◆ Written instruction
Pull every line that holds the word "vibrational" from the entries.

Extracted data entries
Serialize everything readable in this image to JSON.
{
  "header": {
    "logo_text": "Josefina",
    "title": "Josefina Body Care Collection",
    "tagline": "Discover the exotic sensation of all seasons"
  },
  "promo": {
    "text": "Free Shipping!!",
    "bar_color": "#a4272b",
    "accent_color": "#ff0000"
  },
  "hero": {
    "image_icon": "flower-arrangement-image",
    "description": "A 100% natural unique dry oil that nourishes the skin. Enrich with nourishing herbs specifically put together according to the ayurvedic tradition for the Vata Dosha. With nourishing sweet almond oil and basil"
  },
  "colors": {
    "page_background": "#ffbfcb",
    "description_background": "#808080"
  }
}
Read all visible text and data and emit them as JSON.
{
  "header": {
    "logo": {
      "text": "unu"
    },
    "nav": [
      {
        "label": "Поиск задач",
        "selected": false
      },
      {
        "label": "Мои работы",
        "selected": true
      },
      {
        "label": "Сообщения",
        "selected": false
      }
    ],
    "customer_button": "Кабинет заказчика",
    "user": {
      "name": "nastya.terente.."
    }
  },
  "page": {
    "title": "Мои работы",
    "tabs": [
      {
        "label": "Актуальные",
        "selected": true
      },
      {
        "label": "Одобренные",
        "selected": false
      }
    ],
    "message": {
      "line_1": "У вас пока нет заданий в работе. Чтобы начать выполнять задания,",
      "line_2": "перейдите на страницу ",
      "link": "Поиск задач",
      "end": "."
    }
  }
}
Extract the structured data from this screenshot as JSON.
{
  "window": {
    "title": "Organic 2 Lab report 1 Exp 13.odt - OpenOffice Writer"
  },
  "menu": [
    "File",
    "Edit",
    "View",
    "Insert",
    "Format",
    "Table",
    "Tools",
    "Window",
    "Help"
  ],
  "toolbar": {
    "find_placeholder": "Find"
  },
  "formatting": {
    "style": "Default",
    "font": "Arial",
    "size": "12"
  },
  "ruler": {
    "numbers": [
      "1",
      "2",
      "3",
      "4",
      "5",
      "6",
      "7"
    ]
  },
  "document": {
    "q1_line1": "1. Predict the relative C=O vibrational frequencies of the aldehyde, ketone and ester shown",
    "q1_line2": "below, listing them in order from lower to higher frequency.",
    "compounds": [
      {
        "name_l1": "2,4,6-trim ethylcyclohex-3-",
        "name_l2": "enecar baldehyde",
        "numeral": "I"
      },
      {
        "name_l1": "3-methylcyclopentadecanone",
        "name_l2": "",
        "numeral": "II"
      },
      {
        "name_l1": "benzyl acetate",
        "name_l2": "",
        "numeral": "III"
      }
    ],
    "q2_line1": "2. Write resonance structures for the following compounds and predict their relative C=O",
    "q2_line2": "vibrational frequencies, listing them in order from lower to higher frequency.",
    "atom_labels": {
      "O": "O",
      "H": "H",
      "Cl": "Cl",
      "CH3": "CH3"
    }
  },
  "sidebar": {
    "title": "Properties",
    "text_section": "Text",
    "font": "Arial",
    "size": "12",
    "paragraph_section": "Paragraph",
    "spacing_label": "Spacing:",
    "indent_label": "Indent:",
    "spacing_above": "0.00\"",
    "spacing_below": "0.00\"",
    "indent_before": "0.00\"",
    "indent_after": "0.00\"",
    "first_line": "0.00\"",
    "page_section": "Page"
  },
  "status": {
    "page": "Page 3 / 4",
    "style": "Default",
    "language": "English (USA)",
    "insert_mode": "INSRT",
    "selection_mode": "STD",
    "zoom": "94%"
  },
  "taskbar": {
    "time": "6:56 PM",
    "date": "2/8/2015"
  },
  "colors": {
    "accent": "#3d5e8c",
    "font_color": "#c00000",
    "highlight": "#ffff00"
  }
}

◆ Solution
    "q1_line1": "1. Predict the relative C=O vibrational frequencies of the aldehyde, ketone and ester shown",
    "q2_line2": "vibrational frequencies, listing them in order from lower to higher frequency.",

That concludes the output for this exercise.